JOB: Return only the count of lines in which the word "estimate" appears.

Figure content listings
>> begin

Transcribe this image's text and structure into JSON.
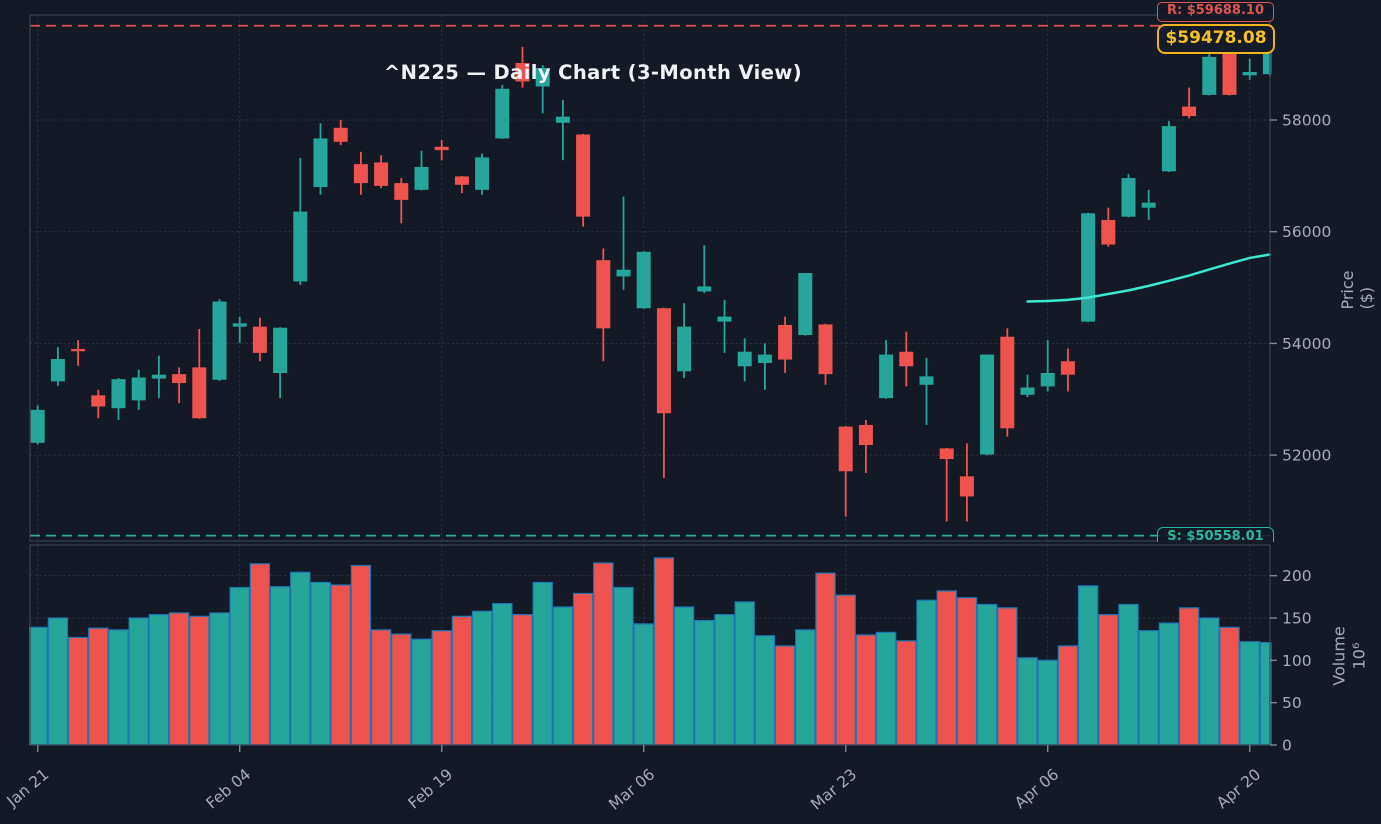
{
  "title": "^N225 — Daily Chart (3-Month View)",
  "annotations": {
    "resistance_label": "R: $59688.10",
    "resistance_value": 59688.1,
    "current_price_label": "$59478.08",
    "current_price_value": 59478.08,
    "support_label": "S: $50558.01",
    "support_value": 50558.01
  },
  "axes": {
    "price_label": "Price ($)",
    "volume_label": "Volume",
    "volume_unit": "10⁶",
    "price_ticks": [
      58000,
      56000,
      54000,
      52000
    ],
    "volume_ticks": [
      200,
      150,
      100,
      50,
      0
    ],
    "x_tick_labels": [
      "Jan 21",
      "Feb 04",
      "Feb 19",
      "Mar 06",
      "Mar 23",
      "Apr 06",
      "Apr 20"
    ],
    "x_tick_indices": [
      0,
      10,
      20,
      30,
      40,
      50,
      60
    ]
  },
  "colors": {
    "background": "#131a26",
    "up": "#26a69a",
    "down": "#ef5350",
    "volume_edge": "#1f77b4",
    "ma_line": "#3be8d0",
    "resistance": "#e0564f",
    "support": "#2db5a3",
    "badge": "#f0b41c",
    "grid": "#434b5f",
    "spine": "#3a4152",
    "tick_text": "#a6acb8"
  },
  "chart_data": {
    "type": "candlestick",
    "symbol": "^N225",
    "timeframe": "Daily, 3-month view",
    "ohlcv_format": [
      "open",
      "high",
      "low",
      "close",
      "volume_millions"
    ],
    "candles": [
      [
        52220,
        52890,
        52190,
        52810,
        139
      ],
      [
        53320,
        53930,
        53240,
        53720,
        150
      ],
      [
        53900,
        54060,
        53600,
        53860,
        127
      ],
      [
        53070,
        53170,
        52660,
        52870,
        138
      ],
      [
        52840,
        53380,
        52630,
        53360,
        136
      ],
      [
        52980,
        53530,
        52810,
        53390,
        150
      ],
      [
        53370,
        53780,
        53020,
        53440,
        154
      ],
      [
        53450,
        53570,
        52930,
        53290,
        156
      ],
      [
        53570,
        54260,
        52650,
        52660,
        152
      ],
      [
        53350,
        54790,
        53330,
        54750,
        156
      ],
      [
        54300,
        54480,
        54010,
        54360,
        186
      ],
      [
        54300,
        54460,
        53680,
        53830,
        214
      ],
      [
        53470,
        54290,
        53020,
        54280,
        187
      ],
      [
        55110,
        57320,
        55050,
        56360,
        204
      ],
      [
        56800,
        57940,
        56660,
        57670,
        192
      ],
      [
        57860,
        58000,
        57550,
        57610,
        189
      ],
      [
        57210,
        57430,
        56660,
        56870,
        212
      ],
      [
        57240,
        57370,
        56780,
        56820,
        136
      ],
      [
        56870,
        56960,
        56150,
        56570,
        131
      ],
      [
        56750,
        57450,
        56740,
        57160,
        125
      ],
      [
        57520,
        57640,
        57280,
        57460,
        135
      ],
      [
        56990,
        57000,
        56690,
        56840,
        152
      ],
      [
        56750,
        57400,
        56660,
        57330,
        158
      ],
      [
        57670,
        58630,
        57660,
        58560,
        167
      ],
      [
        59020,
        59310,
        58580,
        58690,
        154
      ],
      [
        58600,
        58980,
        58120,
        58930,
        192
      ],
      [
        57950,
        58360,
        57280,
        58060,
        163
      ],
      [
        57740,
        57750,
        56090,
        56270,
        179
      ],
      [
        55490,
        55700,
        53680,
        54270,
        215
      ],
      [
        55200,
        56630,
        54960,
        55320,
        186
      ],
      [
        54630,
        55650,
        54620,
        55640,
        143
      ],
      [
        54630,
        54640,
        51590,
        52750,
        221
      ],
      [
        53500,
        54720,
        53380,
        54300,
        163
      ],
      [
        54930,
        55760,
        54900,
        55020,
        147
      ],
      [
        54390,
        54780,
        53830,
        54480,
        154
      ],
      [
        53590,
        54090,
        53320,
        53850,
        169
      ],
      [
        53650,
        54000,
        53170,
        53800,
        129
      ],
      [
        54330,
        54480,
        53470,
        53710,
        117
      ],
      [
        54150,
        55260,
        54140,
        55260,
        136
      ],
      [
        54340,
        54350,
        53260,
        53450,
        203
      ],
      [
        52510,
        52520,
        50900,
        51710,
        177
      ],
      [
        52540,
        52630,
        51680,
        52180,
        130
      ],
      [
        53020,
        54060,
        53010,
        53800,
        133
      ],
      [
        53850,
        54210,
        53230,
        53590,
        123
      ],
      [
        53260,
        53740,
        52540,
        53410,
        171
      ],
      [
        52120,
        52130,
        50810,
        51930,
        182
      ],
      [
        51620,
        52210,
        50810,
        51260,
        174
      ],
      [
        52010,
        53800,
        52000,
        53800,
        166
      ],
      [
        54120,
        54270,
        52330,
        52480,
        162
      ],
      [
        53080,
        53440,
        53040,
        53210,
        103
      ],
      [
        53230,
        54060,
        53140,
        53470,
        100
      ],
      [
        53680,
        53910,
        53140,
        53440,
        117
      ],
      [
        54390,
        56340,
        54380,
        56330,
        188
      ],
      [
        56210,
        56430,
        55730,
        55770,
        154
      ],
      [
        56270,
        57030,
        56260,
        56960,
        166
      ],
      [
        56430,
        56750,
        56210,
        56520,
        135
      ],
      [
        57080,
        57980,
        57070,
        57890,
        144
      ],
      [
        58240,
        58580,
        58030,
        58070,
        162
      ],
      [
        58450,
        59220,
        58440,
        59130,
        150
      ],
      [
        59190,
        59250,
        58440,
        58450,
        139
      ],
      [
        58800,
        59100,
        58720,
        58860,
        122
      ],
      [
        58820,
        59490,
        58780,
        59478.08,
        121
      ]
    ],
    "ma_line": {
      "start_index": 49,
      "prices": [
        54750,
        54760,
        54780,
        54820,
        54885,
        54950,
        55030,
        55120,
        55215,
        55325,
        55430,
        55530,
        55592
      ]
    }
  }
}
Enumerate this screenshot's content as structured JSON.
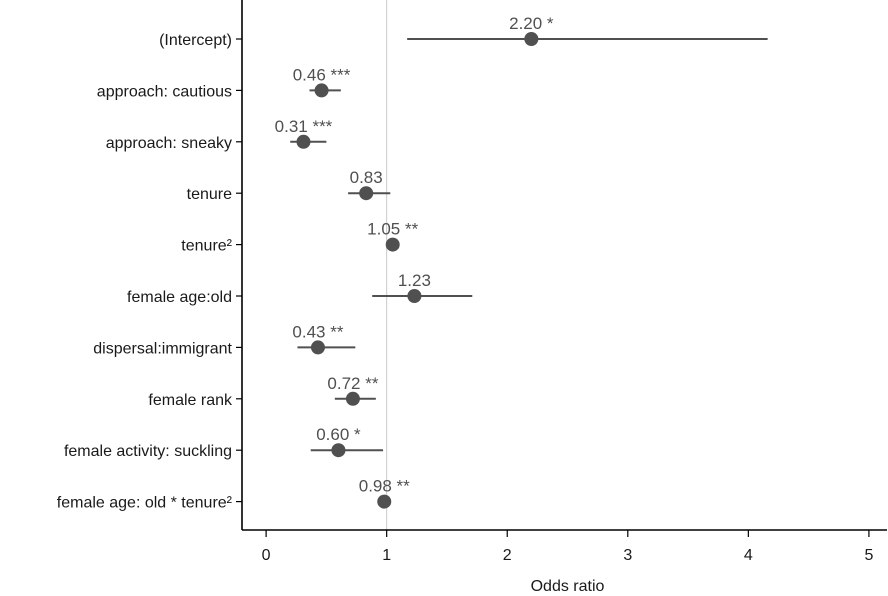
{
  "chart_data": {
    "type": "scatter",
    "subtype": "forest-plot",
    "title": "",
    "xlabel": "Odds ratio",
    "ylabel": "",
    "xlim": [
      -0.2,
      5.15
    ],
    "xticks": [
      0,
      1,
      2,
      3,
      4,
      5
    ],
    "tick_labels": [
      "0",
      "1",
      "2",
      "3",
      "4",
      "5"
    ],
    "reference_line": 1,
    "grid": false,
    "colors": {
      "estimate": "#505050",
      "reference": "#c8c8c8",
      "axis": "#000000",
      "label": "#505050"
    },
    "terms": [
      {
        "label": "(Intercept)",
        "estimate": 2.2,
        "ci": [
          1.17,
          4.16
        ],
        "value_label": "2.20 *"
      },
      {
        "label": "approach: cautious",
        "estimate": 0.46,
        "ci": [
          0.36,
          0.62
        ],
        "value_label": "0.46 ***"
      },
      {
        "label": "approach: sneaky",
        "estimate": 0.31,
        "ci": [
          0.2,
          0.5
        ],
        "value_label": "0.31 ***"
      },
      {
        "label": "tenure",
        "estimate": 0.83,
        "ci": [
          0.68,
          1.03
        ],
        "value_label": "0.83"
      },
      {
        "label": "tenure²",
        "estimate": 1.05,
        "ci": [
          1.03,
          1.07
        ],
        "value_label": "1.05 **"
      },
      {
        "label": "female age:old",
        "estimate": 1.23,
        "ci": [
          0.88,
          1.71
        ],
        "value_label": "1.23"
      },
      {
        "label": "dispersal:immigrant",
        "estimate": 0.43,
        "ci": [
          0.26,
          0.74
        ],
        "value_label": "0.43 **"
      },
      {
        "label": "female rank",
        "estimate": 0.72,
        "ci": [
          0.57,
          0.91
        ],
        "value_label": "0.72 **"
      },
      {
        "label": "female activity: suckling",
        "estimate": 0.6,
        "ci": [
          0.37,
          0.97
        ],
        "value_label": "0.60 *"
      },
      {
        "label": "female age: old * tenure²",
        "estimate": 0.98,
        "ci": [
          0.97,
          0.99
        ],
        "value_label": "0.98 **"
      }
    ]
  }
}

>> end

RESULT FOR THIS EXERCISE: 11